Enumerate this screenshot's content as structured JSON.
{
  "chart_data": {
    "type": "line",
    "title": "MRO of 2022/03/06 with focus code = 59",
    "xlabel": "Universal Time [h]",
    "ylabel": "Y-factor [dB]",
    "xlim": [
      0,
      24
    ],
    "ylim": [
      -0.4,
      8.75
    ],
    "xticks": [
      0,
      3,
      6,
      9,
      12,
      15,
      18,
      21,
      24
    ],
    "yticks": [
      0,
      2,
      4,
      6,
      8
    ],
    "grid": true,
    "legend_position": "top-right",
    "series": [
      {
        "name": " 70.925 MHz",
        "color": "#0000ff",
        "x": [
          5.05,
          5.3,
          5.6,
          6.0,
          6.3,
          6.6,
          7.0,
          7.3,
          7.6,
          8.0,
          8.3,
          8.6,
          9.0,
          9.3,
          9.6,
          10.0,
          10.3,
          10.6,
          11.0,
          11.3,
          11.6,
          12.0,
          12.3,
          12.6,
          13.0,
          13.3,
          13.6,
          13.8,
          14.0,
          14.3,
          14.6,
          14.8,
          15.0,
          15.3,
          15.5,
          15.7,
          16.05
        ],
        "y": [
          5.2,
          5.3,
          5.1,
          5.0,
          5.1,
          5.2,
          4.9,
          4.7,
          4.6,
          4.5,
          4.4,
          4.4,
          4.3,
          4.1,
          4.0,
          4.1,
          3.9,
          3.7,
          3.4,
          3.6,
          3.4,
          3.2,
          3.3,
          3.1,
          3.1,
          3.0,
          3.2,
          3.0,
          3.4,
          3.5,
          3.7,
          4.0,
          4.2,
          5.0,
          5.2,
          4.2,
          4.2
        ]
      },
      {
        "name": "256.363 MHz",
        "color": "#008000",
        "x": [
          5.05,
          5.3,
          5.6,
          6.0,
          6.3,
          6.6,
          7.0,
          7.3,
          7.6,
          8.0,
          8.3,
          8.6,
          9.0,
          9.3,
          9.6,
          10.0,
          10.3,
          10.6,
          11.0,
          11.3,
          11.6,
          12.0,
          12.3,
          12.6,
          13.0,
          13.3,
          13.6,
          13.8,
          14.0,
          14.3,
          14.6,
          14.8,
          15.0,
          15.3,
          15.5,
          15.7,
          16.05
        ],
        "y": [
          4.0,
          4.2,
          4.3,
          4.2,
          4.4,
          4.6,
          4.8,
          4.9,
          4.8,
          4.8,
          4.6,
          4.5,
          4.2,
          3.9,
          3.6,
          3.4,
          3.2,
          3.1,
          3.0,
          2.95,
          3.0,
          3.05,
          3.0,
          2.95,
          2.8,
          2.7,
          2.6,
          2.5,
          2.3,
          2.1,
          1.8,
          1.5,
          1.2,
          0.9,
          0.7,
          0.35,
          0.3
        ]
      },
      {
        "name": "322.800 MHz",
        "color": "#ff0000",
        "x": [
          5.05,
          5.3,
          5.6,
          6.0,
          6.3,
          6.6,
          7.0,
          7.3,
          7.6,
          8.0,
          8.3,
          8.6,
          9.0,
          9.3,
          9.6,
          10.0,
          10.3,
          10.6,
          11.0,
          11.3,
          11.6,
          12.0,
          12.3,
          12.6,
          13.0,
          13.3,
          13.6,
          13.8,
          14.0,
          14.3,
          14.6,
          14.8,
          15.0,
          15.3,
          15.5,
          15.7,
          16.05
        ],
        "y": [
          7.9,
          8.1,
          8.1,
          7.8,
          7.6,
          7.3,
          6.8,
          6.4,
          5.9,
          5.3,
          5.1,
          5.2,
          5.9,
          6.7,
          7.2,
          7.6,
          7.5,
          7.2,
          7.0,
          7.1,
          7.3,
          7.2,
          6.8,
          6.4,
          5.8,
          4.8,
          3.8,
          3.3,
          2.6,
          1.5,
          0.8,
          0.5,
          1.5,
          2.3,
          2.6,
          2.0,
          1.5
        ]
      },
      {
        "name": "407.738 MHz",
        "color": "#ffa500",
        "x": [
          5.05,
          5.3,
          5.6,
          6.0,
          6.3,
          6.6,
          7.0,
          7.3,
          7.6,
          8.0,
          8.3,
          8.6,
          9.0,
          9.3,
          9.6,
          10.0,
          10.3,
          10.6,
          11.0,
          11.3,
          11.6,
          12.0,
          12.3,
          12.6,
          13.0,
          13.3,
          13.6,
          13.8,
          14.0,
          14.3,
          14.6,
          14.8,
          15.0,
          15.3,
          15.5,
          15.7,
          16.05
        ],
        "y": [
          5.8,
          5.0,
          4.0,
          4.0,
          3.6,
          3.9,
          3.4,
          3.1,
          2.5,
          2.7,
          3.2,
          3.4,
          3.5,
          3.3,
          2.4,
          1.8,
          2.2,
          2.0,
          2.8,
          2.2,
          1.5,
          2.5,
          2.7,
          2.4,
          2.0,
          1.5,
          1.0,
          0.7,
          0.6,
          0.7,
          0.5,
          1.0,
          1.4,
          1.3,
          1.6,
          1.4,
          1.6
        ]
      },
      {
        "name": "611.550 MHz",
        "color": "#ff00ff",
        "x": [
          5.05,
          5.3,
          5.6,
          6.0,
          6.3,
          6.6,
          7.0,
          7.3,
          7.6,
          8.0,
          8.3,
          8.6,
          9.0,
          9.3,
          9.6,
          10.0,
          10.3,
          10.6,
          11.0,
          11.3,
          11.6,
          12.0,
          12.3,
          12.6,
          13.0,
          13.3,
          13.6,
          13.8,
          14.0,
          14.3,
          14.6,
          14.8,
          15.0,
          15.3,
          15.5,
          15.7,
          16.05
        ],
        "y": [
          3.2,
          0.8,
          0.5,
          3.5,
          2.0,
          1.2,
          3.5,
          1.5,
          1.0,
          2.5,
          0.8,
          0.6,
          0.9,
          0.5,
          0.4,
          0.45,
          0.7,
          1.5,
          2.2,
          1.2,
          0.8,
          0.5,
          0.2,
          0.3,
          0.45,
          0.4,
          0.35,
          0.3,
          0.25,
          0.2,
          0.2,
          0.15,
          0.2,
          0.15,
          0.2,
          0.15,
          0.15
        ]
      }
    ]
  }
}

*Task objective:* Recopy the entries above exactly, with every line included.

*Output:*
Enumerate this screenshot's content as structured JSON.
{
  "chart_data": {
    "type": "line",
    "title": "MRO of 2022/03/06 with focus code = 59",
    "xlabel": "Universal Time [h]",
    "ylabel": "Y-factor [dB]",
    "xlim": [
      0,
      24
    ],
    "ylim": [
      -0.4,
      8.75
    ],
    "xticks": [
      0,
      3,
      6,
      9,
      12,
      15,
      18,
      21,
      24
    ],
    "yticks": [
      0,
      2,
      4,
      6,
      8
    ],
    "grid": true,
    "legend_position": "top-right",
    "series": [
      {
        "name": " 70.925 MHz",
        "color": "#0000ff",
        "x": [
          5.05,
          5.3,
          5.6,
          6.0,
          6.3,
          6.6,
          7.0,
          7.3,
          7.6,
          8.0,
          8.3,
          8.6,
          9.0,
          9.3,
          9.6,
          10.0,
          10.3,
          10.6,
          11.0,
          11.3,
          11.6,
          12.0,
          12.3,
          12.6,
          13.0,
          13.3,
          13.6,
          13.8,
          14.0,
          14.3,
          14.6,
          14.8,
          15.0,
          15.3,
          15.5,
          15.7,
          16.05
        ],
        "y": [
          5.2,
          5.3,
          5.1,
          5.0,
          5.1,
          5.2,
          4.9,
          4.7,
          4.6,
          4.5,
          4.4,
          4.4,
          4.3,
          4.1,
          4.0,
          4.1,
          3.9,
          3.7,
          3.4,
          3.6,
          3.4,
          3.2,
          3.3,
          3.1,
          3.1,
          3.0,
          3.2,
          3.0,
          3.4,
          3.5,
          3.7,
          4.0,
          4.2,
          5.0,
          5.2,
          4.2,
          4.2
        ]
      },
      {
        "name": "256.363 MHz",
        "color": "#008000",
        "x": [
          5.05,
          5.3,
          5.6,
          6.0,
          6.3,
          6.6,
          7.0,
          7.3,
          7.6,
          8.0,
          8.3,
          8.6,
          9.0,
          9.3,
          9.6,
          10.0,
          10.3,
          10.6,
          11.0,
          11.3,
          11.6,
          12.0,
          12.3,
          12.6,
          13.0,
          13.3,
          13.6,
          13.8,
          14.0,
          14.3,
          14.6,
          14.8,
          15.0,
          15.3,
          15.5,
          15.7,
          16.05
        ],
        "y": [
          4.0,
          4.2,
          4.3,
          4.2,
          4.4,
          4.6,
          4.8,
          4.9,
          4.8,
          4.8,
          4.6,
          4.5,
          4.2,
          3.9,
          3.6,
          3.4,
          3.2,
          3.1,
          3.0,
          2.95,
          3.0,
          3.05,
          3.0,
          2.95,
          2.8,
          2.7,
          2.6,
          2.5,
          2.3,
          2.1,
          1.8,
          1.5,
          1.2,
          0.9,
          0.7,
          0.35,
          0.3
        ]
      },
      {
        "name": "322.800 MHz",
        "color": "#ff0000",
        "x": [
          5.05,
          5.3,
          5.6,
          6.0,
          6.3,
          6.6,
          7.0,
          7.3,
          7.6,
          8.0,
          8.3,
          8.6,
          9.0,
          9.3,
          9.6,
          10.0,
          10.3,
          10.6,
          11.0,
          11.3,
          11.6,
          12.0,
          12.3,
          12.6,
          13.0,
          13.3,
          13.6,
          13.8,
          14.0,
          14.3,
          14.6,
          14.8,
          15.0,
          15.3,
          15.5,
          15.7,
          16.05
        ],
        "y": [
          7.9,
          8.1,
          8.1,
          7.8,
          7.6,
          7.3,
          6.8,
          6.4,
          5.9,
          5.3,
          5.1,
          5.2,
          5.9,
          6.7,
          7.2,
          7.6,
          7.5,
          7.2,
          7.0,
          7.1,
          7.3,
          7.2,
          6.8,
          6.4,
          5.8,
          4.8,
          3.8,
          3.3,
          2.6,
          1.5,
          0.8,
          0.5,
          1.5,
          2.3,
          2.6,
          2.0,
          1.5
        ]
      },
      {
        "name": "407.738 MHz",
        "color": "#ffa500",
        "x": [
          5.05,
          5.3,
          5.6,
          6.0,
          6.3,
          6.6,
          7.0,
          7.3,
          7.6,
          8.0,
          8.3,
          8.6,
          9.0,
          9.3,
          9.6,
          10.0,
          10.3,
          10.6,
          11.0,
          11.3,
          11.6,
          12.0,
          12.3,
          12.6,
          13.0,
          13.3,
          13.6,
          13.8,
          14.0,
          14.3,
          14.6,
          14.8,
          15.0,
          15.3,
          15.5,
          15.7,
          16.05
        ],
        "y": [
          5.8,
          5.0,
          4.0,
          4.0,
          3.6,
          3.9,
          3.4,
          3.1,
          2.5,
          2.7,
          3.2,
          3.4,
          3.5,
          3.3,
          2.4,
          1.8,
          2.2,
          2.0,
          2.8,
          2.2,
          1.5,
          2.5,
          2.7,
          2.4,
          2.0,
          1.5,
          1.0,
          0.7,
          0.6,
          0.7,
          0.5,
          1.0,
          1.4,
          1.3,
          1.6,
          1.4,
          1.6
        ]
      },
      {
        "name": "611.550 MHz",
        "color": "#ff00ff",
        "x": [
          5.05,
          5.3,
          5.6,
          6.0,
          6.3,
          6.6,
          7.0,
          7.3,
          7.6,
          8.0,
          8.3,
          8.6,
          9.0,
          9.3,
          9.6,
          10.0,
          10.3,
          10.6,
          11.0,
          11.3,
          11.6,
          12.0,
          12.3,
          12.6,
          13.0,
          13.3,
          13.6,
          13.8,
          14.0,
          14.3,
          14.6,
          14.8,
          15.0,
          15.3,
          15.5,
          15.7,
          16.05
        ],
        "y": [
          3.2,
          0.8,
          0.5,
          3.5,
          2.0,
          1.2,
          3.5,
          1.5,
          1.0,
          2.5,
          0.8,
          0.6,
          0.9,
          0.5,
          0.4,
          0.45,
          0.7,
          1.5,
          2.2,
          1.2,
          0.8,
          0.5,
          0.2,
          0.3,
          0.45,
          0.4,
          0.35,
          0.3,
          0.25,
          0.2,
          0.2,
          0.15,
          0.2,
          0.15,
          0.2,
          0.15,
          0.15
        ]
      }
    ]
  }
}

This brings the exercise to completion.